> **Brief**: Extract every line that contains the string "Agència".

> **The data**:
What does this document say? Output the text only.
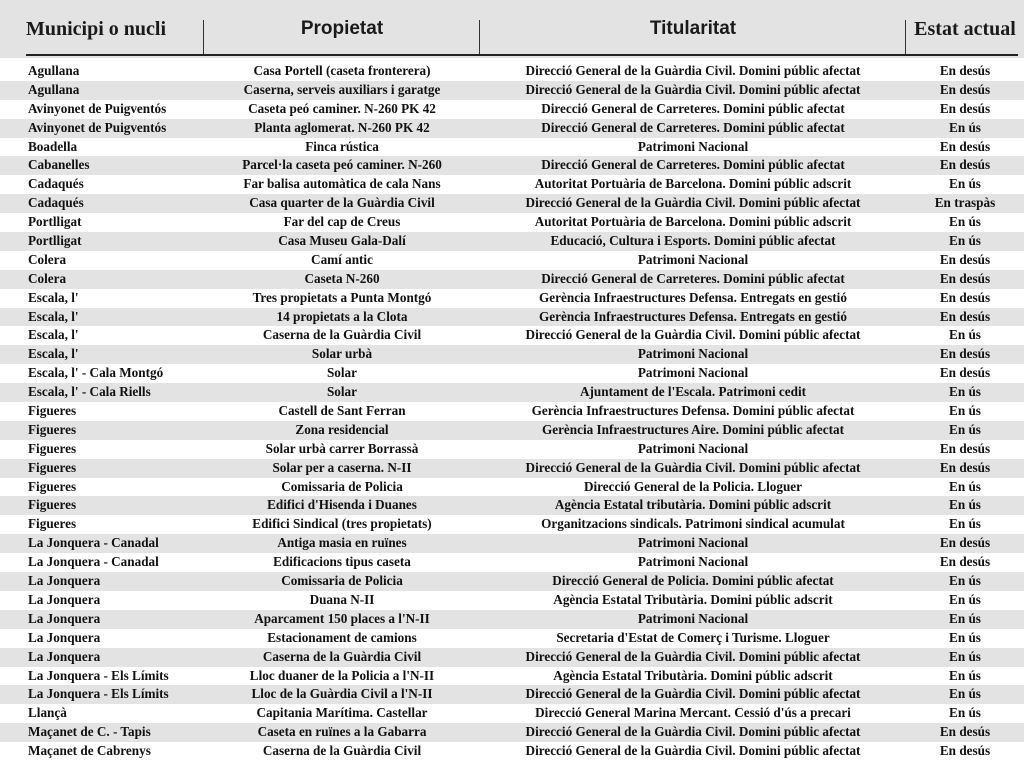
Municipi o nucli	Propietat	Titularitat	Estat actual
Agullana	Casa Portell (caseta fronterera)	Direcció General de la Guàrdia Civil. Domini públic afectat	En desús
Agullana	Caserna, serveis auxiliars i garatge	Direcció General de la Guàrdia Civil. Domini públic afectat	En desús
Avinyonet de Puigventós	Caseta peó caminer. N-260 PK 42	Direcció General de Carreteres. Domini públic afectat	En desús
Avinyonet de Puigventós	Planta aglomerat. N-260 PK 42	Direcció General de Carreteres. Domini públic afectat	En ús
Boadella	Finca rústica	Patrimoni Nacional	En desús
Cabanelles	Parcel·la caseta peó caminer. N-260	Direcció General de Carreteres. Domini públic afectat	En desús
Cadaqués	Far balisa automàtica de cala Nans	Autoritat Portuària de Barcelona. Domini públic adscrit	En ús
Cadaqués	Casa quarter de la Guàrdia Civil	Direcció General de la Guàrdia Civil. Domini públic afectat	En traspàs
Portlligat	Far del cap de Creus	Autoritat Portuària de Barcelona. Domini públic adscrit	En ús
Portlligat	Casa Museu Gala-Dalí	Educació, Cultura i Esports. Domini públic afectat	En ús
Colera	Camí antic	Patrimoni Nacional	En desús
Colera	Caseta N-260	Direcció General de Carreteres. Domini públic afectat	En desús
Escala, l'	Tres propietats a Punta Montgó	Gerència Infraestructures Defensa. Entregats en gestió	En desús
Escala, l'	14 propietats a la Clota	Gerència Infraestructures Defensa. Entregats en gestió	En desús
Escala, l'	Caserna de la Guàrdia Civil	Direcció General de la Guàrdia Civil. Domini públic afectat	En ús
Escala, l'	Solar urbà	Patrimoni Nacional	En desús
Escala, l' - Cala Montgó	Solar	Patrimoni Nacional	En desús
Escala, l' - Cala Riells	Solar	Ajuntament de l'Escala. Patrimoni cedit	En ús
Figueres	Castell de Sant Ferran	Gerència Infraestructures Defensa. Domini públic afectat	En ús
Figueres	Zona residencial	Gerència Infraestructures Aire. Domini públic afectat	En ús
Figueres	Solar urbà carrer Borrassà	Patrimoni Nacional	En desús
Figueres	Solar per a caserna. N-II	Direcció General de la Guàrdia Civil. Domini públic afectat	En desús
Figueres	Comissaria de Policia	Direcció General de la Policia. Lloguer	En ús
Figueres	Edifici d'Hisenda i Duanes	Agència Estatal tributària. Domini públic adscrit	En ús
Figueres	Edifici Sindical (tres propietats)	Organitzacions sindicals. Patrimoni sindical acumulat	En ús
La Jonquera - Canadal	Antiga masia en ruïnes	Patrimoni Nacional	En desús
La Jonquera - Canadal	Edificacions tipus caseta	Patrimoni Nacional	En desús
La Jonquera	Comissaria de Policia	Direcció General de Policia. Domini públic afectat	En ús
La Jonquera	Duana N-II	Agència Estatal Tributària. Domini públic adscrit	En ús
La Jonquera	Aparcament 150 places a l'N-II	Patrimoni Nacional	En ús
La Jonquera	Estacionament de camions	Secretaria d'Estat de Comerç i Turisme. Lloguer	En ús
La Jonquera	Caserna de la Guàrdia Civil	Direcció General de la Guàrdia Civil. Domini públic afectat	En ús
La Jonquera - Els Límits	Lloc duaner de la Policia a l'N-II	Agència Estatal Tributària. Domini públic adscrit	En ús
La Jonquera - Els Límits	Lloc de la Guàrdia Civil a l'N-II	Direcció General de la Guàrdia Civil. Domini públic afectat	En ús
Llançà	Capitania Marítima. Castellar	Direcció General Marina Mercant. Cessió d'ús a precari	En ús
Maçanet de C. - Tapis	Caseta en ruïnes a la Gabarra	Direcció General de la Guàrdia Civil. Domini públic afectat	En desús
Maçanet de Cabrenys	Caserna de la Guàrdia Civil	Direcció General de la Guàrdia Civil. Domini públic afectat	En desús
---
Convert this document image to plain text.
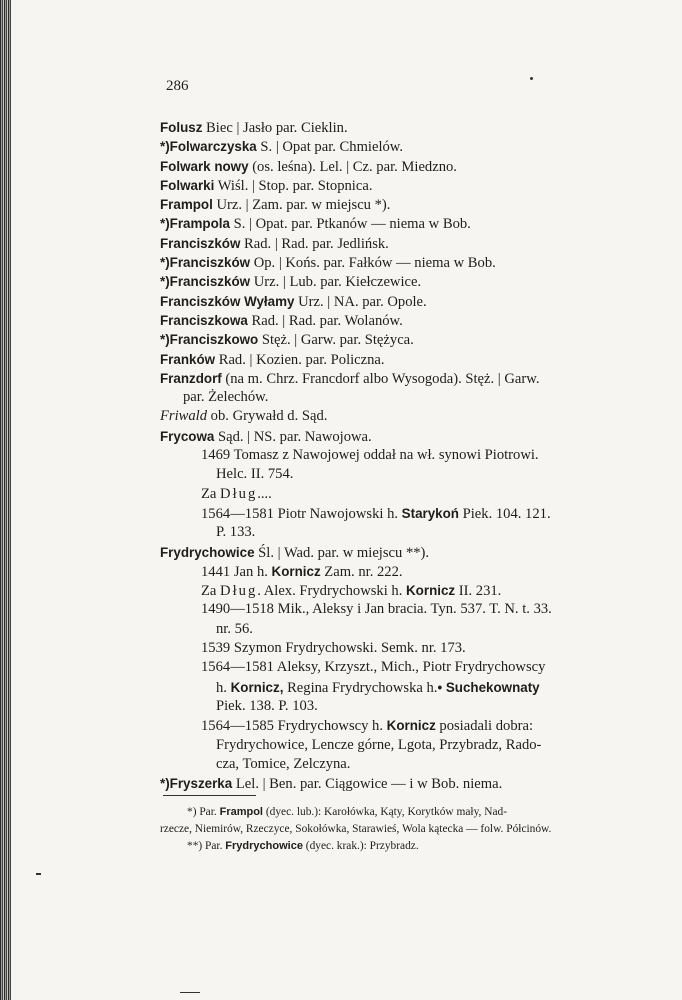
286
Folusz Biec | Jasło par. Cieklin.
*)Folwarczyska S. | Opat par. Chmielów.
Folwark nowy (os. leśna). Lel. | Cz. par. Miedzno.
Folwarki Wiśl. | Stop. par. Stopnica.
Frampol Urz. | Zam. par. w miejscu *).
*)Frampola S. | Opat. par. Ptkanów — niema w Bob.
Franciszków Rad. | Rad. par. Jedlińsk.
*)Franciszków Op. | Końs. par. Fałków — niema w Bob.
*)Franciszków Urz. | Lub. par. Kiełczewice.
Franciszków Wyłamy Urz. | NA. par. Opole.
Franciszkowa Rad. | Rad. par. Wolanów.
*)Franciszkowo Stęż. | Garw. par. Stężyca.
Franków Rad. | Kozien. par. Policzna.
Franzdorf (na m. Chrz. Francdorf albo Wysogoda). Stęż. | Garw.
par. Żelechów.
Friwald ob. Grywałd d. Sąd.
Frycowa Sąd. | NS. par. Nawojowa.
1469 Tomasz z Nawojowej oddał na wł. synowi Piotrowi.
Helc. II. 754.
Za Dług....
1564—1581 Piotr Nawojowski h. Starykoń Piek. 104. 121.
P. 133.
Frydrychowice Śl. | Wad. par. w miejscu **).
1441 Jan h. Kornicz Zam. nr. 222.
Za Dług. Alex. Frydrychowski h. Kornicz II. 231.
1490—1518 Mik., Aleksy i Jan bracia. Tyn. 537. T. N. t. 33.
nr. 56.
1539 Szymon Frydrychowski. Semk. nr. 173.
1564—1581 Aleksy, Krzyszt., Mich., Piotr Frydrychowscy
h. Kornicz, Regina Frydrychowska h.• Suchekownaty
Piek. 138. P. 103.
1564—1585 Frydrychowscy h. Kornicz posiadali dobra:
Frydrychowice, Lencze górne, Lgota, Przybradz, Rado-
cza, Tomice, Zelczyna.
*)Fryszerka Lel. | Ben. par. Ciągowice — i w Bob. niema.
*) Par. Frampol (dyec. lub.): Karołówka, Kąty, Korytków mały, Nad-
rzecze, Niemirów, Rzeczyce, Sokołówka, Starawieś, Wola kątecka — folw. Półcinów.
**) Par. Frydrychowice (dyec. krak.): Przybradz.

> **Final answer**:
Figueres	Edifici d'Hisenda i Duanes	Agència Estatal tributària. Domini públic adscrit	En ús
La Jonquera	Duana N-II	Agència Estatal Tributària. Domini públic adscrit	En ús
La Jonquera - Els Límits	Lloc duaner de la Policia a l'N-II	Agència Estatal Tributària. Domini públic adscrit	En ús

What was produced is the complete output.